Dataset items
>>>
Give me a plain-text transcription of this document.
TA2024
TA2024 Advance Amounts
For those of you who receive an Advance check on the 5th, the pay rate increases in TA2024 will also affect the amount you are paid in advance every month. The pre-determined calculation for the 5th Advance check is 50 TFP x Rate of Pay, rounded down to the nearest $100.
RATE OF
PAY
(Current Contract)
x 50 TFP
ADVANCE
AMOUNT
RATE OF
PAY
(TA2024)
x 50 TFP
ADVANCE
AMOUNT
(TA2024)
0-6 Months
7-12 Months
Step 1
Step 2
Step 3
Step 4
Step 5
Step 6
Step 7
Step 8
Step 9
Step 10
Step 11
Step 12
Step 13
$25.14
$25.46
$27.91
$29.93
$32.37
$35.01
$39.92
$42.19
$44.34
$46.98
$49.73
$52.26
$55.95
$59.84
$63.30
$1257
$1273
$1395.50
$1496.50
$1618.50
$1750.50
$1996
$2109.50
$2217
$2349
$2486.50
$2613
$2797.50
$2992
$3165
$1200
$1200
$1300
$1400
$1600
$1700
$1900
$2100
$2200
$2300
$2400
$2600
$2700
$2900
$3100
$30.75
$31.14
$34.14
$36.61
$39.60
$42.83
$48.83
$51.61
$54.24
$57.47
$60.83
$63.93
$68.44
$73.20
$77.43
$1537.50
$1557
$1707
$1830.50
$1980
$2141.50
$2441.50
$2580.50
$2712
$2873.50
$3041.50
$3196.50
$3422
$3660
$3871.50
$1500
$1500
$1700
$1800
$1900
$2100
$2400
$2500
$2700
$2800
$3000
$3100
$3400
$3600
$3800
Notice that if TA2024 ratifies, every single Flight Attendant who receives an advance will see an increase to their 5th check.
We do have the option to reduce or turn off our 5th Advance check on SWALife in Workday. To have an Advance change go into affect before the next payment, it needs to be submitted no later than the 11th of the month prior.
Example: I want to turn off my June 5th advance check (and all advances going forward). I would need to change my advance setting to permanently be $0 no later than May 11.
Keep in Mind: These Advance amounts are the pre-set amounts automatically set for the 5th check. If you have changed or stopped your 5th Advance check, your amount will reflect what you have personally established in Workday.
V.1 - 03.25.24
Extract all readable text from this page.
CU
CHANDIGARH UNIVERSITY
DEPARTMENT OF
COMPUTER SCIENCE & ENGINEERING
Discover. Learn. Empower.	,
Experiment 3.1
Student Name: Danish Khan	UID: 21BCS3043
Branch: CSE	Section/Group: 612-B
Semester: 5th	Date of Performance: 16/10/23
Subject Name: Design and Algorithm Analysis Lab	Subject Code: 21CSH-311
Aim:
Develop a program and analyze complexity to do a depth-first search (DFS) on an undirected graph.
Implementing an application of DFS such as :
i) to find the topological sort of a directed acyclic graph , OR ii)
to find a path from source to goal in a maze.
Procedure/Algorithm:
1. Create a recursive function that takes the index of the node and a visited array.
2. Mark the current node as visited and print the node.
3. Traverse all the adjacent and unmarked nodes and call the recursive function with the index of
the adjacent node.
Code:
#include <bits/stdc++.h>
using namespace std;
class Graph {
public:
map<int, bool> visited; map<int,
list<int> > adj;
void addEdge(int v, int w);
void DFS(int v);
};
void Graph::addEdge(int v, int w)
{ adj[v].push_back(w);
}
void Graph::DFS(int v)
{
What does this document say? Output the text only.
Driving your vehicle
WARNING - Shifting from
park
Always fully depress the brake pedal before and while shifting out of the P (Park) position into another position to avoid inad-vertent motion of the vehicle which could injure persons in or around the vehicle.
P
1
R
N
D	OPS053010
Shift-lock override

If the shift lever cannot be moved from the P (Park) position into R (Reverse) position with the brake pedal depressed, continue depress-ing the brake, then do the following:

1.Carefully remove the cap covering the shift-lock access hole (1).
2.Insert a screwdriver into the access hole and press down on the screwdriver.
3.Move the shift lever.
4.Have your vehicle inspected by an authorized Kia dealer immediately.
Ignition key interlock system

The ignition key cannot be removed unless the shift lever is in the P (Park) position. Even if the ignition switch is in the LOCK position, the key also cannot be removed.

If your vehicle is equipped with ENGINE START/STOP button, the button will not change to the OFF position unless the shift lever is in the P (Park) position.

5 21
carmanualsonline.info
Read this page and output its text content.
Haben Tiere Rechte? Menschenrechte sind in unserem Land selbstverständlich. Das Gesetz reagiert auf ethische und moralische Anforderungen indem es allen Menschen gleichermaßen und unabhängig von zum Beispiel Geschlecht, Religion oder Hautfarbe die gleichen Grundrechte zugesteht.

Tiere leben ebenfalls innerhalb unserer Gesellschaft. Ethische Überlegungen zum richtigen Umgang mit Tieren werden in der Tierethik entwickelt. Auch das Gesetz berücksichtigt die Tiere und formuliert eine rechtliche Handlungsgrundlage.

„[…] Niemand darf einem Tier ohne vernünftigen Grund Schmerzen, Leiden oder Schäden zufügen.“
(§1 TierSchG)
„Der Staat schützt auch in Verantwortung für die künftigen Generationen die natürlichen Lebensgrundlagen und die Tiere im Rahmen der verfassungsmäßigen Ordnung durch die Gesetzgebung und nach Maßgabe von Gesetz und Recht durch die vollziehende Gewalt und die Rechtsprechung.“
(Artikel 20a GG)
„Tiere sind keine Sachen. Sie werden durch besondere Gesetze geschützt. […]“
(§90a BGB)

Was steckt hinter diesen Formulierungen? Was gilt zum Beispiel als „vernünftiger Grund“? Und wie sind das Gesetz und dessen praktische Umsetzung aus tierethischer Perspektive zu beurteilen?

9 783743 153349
<<<
> Your goal
Every entry above should be retyped exactly as shown.

> Complete answer
Give me a plain-text transcription of this document.
TA2024
TA2024 Advance Amounts
For those of you who receive an Advance check on the 5th, the pay rate increases in TA2024 will also affect the amount you are paid in advance every month. The pre-determined calculation for the 5th Advance check is 50 TFP x Rate of Pay, rounded down to the nearest $100.
RATE OF
PAY
(Current Contract)
x 50 TFP
ADVANCE
AMOUNT
RATE OF
PAY
(TA2024)
x 50 TFP
ADVANCE
AMOUNT
(TA2024)
0-6 Months
7-12 Months
Step 1
Step 2
Step 3
Step 4
Step 5
Step 6
Step 7
Step 8
Step 9
Step 10
Step 11
Step 12
Step 13
$25.14
$25.46
$27.91
$29.93
$32.37
$35.01
$39.92
$42.19
$44.34
$46.98
$49.73
$52.26
$55.95
$59.84
$63.30
$1257
$1273
$1395.50
$1496.50
$1618.50
$1750.50
$1996
$2109.50
$2217
$2349
$2486.50
$2613
$2797.50
$2992
$3165
$1200
$1200
$1300
$1400
$1600
$1700
$1900
$2100
$2200
$2300
$2400
$2600
$2700
$2900
$3100
$30.75
$31.14
$34.14
$36.61
$39.60
$42.83
$48.83
$51.61
$54.24
$57.47
$60.83
$63.93
$68.44
$73.20
$77.43
$1537.50
$1557
$1707
$1830.50
$1980
$2141.50
$2441.50
$2580.50
$2712
$2873.50
$3041.50
$3196.50
$3422
$3660
$3871.50
$1500
$1500
$1700
$1800
$1900
$2100
$2400
$2500
$2700
$2800
$3000
$3100
$3400
$3600
$3800
Notice that if TA2024 ratifies, every single Flight Attendant who receives an advance will see an increase to their 5th check.
We do have the option to reduce or turn off our 5th Advance check on SWALife in Workday. To have an Advance change go into affect before the next payment, it needs to be submitted no later than the 11th of the month prior.
Example: I want to turn off my June 5th advance check (and all advances going forward). I would need to change my advance setting to permanently be $0 no later than May 11.
Keep in Mind: These Advance amounts are the pre-set amounts automatically set for the 5th check. If you have changed or stopped your 5th Advance check, your amount will reflect what you have personally established in Workday.
V.1 - 03.25.24
Extract all readable text from this page.
CU
CHANDIGARH UNIVERSITY
DEPARTMENT OF
COMPUTER SCIENCE & ENGINEERING
Discover. Learn. Empower.	,
Experiment 3.1
Student Name: Danish Khan	UID: 21BCS3043
Branch: CSE	Section/Group: 612-B
Semester: 5th	Date of Performance: 16/10/23
Subject Name: Design and Algorithm Analysis Lab	Subject Code: 21CSH-311
Aim:
Develop a program and analyze complexity to do a depth-first search (DFS) on an undirected graph.
Implementing an application of DFS such as :
i) to find the topological sort of a directed acyclic graph , OR ii)
to find a path from source to goal in a maze.
Procedure/Algorithm:
1. Create a recursive function that takes the index of the node and a visited array.
2. Mark the current node as visited and print the node.
3. Traverse all the adjacent and unmarked nodes and call the recursive function with the index of
the adjacent node.
Code:
#include <bits/stdc++.h>
using namespace std;
class Graph {
public:
map<int, bool> visited; map<int,
list<int> > adj;
void addEdge(int v, int w);
void DFS(int v);
};
void Graph::addEdge(int v, int w)
{ adj[v].push_back(w);
}
void Graph::DFS(int v)
{
What does this document say? Output the text only.
Driving your vehicle
WARNING - Shifting from
park
Always fully depress the brake pedal before and while shifting out of the P (Park) position into another position to avoid inad-vertent motion of the vehicle which could injure persons in or around the vehicle.
P
1
R
N
D	OPS053010
Shift-lock override

If the shift lever cannot be moved from the P (Park) position into R (Reverse) position with the brake pedal depressed, continue depress-ing the brake, then do the following:

1.Carefully remove the cap covering the shift-lock access hole (1).
2.Insert a screwdriver into the access hole and press down on the screwdriver.
3.Move the shift lever.
4.Have your vehicle inspected by an authorized Kia dealer immediately.
Ignition key interlock system

The ignition key cannot be removed unless the shift lever is in the P (Park) position. Even if the ignition switch is in the LOCK position, the key also cannot be removed.

If your vehicle is equipped with ENGINE START/STOP button, the button will not change to the OFF position unless the shift lever is in the P (Park) position.

5 21
carmanualsonline.info
Read this page and output its text content.
Haben Tiere Rechte? Menschenrechte sind in unserem Land selbstverständlich. Das Gesetz reagiert auf ethische und moralische Anforderungen indem es allen Menschen gleichermaßen und unabhängig von zum Beispiel Geschlecht, Religion oder Hautfarbe die gleichen Grundrechte zugesteht.

Tiere leben ebenfalls innerhalb unserer Gesellschaft. Ethische Überlegungen zum richtigen Umgang mit Tieren werden in der Tierethik entwickelt. Auch das Gesetz berücksichtigt die Tiere und formuliert eine rechtliche Handlungsgrundlage.

„[…] Niemand darf einem Tier ohne vernünftigen Grund Schmerzen, Leiden oder Schäden zufügen.“
(§1 TierSchG)
„Der Staat schützt auch in Verantwortung für die künftigen Generationen die natürlichen Lebensgrundlagen und die Tiere im Rahmen der verfassungsmäßigen Ordnung durch die Gesetzgebung und nach Maßgabe von Gesetz und Recht durch die vollziehende Gewalt und die Rechtsprechung.“
(Artikel 20a GG)
„Tiere sind keine Sachen. Sie werden durch besondere Gesetze geschützt. […]“
(§90a BGB)

Was steckt hinter diesen Formulierungen? Was gilt zum Beispiel als „vernünftiger Grund“? Und wie sind das Gesetz und dessen praktische Umsetzung aus tierethischer Perspektive zu beurteilen?

9 783743 153349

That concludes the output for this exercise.